▶ _Records supplied_
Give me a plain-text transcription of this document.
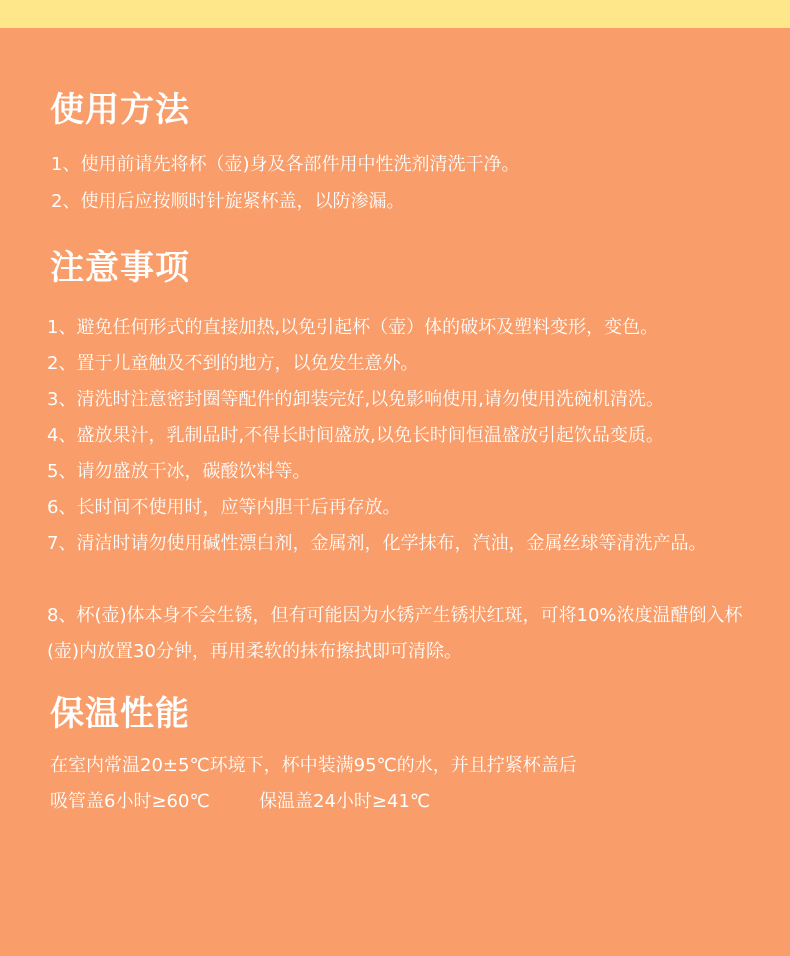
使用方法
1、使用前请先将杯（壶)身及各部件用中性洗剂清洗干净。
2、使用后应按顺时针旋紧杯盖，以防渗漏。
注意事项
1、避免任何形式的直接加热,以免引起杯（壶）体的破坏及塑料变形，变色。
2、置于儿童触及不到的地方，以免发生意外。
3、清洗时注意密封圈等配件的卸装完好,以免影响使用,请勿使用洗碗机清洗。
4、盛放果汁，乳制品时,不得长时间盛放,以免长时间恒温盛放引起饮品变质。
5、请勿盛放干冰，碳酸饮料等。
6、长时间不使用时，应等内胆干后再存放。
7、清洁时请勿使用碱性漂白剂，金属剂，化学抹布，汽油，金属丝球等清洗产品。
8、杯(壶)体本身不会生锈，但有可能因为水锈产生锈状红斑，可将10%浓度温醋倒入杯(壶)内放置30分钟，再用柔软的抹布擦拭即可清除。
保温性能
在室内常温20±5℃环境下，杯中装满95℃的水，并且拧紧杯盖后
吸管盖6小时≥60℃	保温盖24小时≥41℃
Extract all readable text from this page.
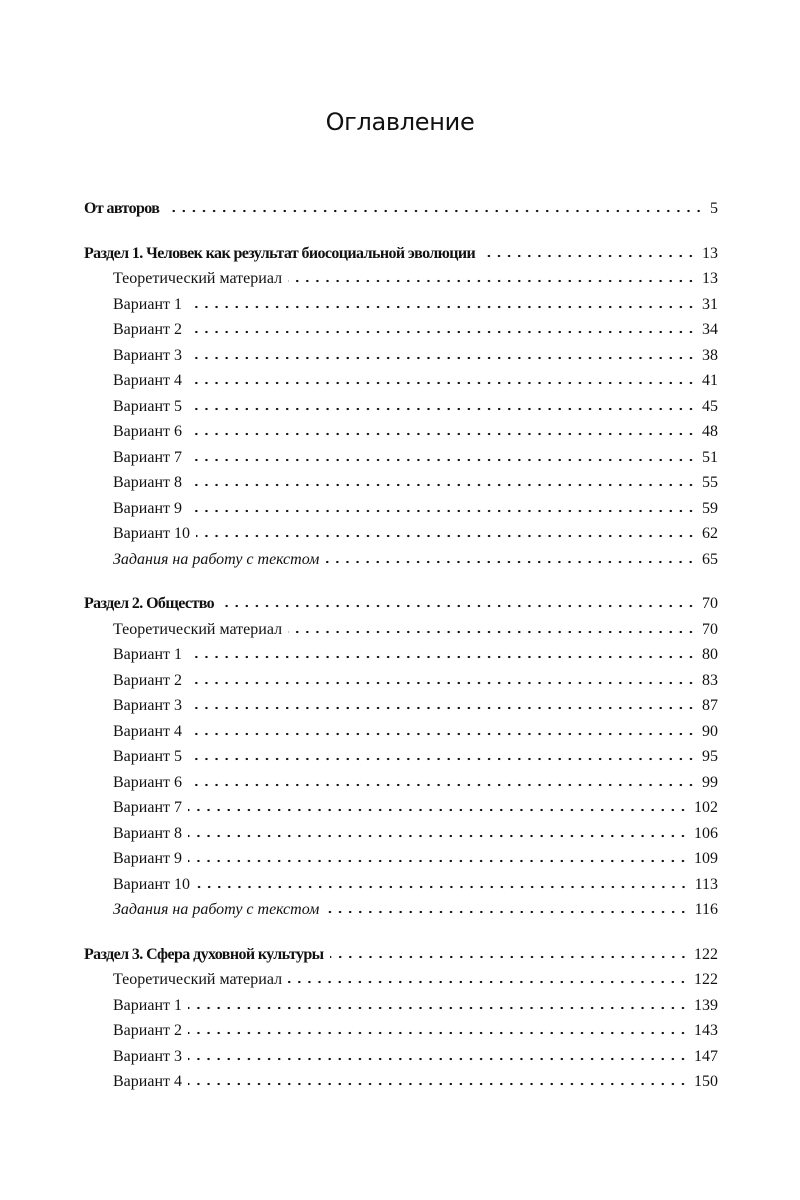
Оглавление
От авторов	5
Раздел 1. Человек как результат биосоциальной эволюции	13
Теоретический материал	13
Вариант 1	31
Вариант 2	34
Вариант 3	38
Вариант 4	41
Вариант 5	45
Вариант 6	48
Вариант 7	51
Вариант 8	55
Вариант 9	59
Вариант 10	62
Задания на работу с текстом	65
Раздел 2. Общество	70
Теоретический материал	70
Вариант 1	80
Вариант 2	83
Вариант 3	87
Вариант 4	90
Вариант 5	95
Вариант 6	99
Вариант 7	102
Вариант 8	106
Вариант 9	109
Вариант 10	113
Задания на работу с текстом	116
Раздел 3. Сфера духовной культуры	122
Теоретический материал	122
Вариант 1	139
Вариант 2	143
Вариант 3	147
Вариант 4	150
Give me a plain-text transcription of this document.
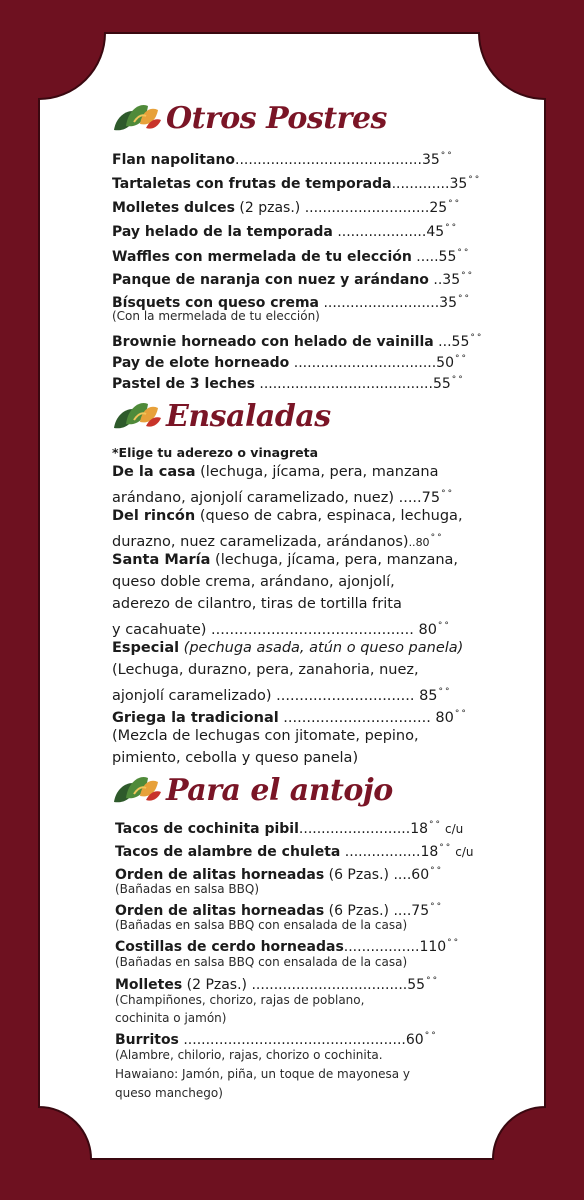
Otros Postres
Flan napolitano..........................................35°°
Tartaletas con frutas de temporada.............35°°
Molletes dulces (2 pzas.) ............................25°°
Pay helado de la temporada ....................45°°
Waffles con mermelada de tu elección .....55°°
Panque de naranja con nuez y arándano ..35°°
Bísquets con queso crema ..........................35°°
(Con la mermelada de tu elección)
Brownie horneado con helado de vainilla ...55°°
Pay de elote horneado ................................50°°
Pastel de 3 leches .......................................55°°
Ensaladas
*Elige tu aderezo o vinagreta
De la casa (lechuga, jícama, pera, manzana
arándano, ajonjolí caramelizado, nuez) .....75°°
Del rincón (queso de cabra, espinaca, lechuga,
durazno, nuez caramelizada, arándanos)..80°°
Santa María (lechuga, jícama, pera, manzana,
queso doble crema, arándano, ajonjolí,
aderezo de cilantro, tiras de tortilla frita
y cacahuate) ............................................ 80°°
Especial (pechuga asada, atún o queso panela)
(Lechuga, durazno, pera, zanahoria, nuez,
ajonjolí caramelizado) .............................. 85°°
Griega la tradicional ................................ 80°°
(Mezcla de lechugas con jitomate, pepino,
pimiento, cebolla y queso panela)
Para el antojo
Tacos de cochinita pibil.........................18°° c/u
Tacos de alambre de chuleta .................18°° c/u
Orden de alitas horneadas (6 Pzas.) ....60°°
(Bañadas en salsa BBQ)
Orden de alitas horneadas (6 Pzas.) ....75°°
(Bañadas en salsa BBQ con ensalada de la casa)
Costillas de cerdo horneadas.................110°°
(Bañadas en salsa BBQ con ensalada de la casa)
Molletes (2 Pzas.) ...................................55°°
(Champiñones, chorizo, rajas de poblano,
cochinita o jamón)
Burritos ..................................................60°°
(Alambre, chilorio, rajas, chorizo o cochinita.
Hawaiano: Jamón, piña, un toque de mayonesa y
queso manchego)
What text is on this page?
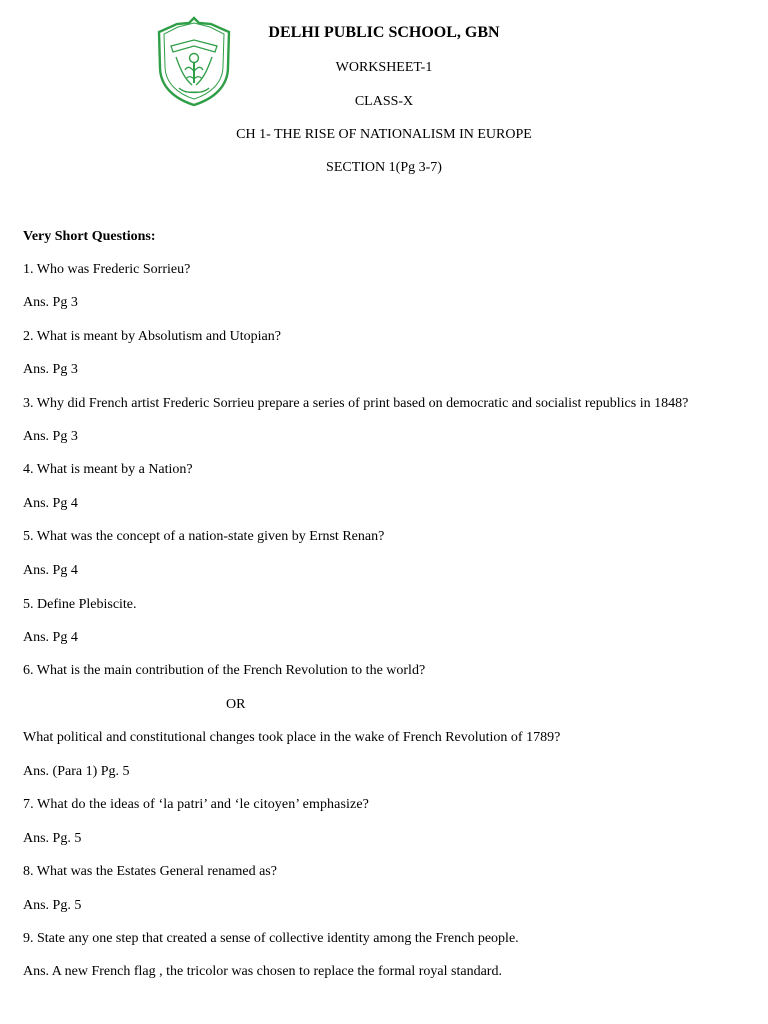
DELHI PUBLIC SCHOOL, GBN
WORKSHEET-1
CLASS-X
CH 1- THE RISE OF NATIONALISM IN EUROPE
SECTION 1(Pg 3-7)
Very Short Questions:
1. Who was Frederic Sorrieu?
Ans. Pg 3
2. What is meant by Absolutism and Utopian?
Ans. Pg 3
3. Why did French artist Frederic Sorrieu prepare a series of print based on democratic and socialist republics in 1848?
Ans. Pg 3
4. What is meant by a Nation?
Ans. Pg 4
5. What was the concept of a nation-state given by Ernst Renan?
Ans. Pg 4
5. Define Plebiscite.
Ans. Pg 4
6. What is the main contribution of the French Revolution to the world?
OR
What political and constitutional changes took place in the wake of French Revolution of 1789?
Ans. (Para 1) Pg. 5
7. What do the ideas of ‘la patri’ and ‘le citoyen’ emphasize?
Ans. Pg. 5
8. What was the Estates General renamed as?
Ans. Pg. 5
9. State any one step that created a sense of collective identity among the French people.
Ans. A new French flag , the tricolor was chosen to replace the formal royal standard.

▶ _Stated problem_
Each line in the entries above that includes the string "page" should be extracted.

▶ _Result of the exercise_
Extract all readable text from this page.
What text is on this page?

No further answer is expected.